*** LISTED ENTRIES
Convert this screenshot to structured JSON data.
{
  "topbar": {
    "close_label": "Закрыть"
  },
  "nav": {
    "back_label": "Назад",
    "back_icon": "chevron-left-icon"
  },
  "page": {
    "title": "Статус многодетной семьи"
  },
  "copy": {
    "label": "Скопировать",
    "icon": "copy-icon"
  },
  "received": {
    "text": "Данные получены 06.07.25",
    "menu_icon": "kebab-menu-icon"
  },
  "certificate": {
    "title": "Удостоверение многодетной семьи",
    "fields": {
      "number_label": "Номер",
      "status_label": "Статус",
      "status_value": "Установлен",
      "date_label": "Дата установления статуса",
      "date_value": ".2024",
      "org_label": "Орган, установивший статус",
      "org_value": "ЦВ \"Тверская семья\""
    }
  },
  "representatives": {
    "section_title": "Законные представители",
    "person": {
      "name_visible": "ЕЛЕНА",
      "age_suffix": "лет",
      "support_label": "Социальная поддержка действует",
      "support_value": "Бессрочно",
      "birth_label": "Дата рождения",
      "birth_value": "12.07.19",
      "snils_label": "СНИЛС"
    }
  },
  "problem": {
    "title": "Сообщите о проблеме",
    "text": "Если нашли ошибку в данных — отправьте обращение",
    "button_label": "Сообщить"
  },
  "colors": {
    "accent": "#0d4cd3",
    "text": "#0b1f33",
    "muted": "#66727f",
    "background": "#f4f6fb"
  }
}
******
WHAT TO WORK ON: Reproduce the listing above verbatim, from first line to last.

FULL OUTPUT:
Convert this screenshot to structured JSON data.
{
  "topbar": {
    "close_label": "Закрыть"
  },
  "nav": {
    "back_label": "Назад",
    "back_icon": "chevron-left-icon"
  },
  "page": {
    "title": "Статус многодетной семьи"
  },
  "copy": {
    "label": "Скопировать",
    "icon": "copy-icon"
  },
  "received": {
    "text": "Данные получены 06.07.25",
    "menu_icon": "kebab-menu-icon"
  },
  "certificate": {
    "title": "Удостоверение многодетной семьи",
    "fields": {
      "number_label": "Номер",
      "status_label": "Статус",
      "status_value": "Установлен",
      "date_label": "Дата установления статуса",
      "date_value": ".2024",
      "org_label": "Орган, установивший статус",
      "org_value": "ЦВ \"Тверская семья\""
    }
  },
  "representatives": {
    "section_title": "Законные представители",
    "person": {
      "name_visible": "ЕЛЕНА",
      "age_suffix": "лет",
      "support_label": "Социальная поддержка действует",
      "support_value": "Бессрочно",
      "birth_label": "Дата рождения",
      "birth_value": "12.07.19",
      "snils_label": "СНИЛС"
    }
  },
  "problem": {
    "title": "Сообщите о проблеме",
    "text": "Если нашли ошибку в данных — отправьте обращение",
    "button_label": "Сообщить"
  },
  "colors": {
    "accent": "#0d4cd3",
    "text": "#0b1f33",
    "muted": "#66727f",
    "background": "#f4f6fb"
  }
}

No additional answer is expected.